_Requirement 1_.
Answer these questions about the discussion of people named Karen:
(a) What is the name of the woman in the story one commenter calls a favorite "Karen" story?
(b) How many older sisters does the commenter who describes himself as a dude have?
(c) What name does that same commenter suggest for the guy version of Karen?
_Requirement 2_. Locate every line of the entries that contains the string "manual", treating case as significant, and copy each such line.

--- start of Page extract ---

Do you feel bad for all the people actually named "Karen" nowadays?
One of the most “Karen” things to do is to name your child “Karen”. Destiny awaited these individuals.
Here goes that whole “ginger” thing again.
Unfortunately - that is my name. Got the name - NOT the attitude!
Nah. 2 very different things. One is a choice of attitude and the accompanying choice of haircut that serves as a unified id badge.
The other isn’t really a choice beyond hair dye. Having to be careful about sun exposure isn’t the same as the kind of entitled attitude that makes ridiculous demands and causes a scene.
Also, thanks for giving me an excuse to post this:
If it makes you feel any better, the worst ones aren’t actually named Karen. This is probably my favorite “Karen” story. Her name is Norma.
I am a dude, but I have four older sisters. We are all named something “K”. My oldest sister is named Karen. Nicest person you would ever meet though. So I choose answer #1. Maybe the guy version of Karen should be Kevin.

--- end of Page extract ---
--- start of Exercise materials ---

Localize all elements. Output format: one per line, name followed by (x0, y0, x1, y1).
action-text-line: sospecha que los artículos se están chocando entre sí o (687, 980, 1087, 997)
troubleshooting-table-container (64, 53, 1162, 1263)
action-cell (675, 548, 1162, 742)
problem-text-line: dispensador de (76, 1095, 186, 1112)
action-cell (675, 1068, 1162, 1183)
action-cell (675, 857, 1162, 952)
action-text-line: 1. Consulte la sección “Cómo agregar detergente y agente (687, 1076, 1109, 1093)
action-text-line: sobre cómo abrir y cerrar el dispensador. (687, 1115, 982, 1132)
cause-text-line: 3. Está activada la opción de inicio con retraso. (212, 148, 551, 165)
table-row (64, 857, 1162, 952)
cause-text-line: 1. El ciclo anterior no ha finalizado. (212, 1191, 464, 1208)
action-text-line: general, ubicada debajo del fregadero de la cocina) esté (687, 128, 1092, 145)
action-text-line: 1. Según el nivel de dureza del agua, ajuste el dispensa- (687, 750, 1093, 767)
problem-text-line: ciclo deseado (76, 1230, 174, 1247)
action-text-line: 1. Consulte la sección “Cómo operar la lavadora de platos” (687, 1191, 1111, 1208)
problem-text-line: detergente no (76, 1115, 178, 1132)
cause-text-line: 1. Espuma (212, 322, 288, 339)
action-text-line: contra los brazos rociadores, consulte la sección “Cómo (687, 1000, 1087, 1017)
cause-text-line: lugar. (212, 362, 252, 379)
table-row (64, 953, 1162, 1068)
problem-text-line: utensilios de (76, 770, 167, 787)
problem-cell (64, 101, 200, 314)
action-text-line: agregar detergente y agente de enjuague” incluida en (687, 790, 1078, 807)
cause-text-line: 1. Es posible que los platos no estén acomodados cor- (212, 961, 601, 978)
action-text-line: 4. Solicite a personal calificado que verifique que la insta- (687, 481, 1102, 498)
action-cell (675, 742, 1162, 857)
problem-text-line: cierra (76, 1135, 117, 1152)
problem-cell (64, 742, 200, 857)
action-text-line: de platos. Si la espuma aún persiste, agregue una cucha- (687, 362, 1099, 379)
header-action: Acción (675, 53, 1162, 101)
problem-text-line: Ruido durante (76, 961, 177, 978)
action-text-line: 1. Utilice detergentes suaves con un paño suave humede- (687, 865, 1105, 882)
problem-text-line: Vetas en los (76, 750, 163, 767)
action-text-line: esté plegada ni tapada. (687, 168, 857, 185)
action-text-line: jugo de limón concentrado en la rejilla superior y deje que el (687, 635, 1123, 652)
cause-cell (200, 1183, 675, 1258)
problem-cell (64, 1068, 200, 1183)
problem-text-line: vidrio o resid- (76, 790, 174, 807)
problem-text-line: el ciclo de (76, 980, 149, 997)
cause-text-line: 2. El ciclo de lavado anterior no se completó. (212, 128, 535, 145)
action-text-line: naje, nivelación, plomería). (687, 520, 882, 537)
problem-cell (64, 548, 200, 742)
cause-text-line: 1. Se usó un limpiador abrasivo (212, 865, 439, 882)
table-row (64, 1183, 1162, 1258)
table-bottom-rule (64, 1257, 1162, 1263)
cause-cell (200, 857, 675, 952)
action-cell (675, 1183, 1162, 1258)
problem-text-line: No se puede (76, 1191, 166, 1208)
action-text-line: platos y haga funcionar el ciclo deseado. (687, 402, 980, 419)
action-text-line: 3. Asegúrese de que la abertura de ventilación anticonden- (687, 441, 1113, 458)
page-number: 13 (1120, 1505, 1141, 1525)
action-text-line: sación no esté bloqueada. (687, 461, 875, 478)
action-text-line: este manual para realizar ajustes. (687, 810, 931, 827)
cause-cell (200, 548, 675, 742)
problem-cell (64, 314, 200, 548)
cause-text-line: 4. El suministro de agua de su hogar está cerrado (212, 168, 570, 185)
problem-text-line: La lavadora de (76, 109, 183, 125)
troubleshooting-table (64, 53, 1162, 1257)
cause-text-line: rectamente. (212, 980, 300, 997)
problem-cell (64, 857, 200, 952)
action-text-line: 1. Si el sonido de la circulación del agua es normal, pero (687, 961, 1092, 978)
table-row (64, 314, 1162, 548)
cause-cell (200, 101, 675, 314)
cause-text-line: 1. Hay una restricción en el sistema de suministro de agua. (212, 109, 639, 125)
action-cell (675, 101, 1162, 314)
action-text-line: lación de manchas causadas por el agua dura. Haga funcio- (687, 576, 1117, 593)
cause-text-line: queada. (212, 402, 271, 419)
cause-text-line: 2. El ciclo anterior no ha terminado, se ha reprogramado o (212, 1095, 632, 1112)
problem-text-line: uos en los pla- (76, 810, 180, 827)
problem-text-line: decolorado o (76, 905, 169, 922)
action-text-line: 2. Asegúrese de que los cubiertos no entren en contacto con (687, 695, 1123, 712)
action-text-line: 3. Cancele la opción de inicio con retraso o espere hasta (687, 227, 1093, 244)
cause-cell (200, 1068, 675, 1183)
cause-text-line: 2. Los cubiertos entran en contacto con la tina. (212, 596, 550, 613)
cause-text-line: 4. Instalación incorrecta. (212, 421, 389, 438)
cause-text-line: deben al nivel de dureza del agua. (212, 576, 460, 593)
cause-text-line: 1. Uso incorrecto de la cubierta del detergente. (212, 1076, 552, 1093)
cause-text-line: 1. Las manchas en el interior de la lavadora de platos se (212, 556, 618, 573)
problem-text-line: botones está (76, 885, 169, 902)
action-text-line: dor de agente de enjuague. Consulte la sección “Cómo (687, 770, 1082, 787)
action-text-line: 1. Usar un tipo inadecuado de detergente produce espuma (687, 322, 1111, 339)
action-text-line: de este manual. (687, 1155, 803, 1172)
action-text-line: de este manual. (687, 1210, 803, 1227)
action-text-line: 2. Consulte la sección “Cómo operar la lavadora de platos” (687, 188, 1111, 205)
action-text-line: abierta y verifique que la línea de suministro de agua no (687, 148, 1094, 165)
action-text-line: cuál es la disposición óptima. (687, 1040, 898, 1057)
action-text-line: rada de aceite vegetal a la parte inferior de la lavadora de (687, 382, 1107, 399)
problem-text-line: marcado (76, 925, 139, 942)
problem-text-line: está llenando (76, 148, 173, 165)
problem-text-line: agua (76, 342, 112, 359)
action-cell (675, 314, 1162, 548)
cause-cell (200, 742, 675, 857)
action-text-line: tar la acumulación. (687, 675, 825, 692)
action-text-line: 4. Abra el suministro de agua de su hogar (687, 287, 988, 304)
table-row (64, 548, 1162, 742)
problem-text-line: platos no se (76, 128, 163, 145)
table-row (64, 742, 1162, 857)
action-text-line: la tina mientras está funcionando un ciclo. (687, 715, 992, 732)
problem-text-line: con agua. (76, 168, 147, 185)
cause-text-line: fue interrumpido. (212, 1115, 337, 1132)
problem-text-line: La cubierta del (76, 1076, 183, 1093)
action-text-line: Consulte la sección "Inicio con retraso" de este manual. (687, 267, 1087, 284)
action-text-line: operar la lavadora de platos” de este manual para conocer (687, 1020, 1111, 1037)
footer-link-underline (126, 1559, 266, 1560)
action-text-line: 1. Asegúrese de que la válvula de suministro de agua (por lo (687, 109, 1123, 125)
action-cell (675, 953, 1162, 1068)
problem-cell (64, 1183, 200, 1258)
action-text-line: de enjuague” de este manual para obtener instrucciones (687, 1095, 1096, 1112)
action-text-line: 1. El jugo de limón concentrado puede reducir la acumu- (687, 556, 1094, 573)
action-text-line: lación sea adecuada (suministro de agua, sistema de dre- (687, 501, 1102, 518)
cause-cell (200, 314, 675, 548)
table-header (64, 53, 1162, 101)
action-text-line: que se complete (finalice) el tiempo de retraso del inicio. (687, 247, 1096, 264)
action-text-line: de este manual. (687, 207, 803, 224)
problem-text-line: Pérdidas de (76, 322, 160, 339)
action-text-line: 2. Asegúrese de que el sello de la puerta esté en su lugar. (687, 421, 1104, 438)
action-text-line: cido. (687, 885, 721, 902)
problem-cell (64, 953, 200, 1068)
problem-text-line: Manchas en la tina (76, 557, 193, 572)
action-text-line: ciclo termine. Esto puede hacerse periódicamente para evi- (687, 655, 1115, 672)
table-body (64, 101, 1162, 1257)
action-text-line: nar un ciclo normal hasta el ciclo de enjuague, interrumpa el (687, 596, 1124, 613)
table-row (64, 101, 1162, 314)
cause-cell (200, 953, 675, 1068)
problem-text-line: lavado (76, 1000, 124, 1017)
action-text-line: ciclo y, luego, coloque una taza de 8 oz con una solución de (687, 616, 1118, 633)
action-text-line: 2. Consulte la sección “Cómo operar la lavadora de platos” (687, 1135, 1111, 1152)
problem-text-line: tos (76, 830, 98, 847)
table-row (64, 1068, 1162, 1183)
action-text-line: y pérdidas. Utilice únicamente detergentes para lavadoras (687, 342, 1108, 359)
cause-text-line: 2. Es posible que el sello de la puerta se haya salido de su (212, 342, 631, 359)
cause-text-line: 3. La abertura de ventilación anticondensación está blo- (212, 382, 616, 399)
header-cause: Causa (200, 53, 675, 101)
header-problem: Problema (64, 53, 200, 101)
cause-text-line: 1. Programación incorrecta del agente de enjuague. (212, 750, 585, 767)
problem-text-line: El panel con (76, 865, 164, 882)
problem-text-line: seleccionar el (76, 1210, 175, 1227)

--- end of Exercise materials ---

_Final answer 1_.
(a) Norma
(b) Four
(c) Kevin

_Final answer 2_.
action-text-line: este manual para realizar ajustes. (687, 810, 931, 827)
action-text-line: de este manual. (687, 1155, 803, 1172)
action-text-line: de este manual. (687, 1210, 803, 1227)
action-text-line: Consulte la sección "Inicio con retraso" de este manual. (687, 267, 1087, 284)
action-text-line: operar la lavadora de platos” de este manual para conocer (687, 1020, 1111, 1037)
action-text-line: de enjuague” de este manual para obtener instrucciones (687, 1095, 1096, 1112)
action-text-line: de este manual. (687, 207, 803, 224)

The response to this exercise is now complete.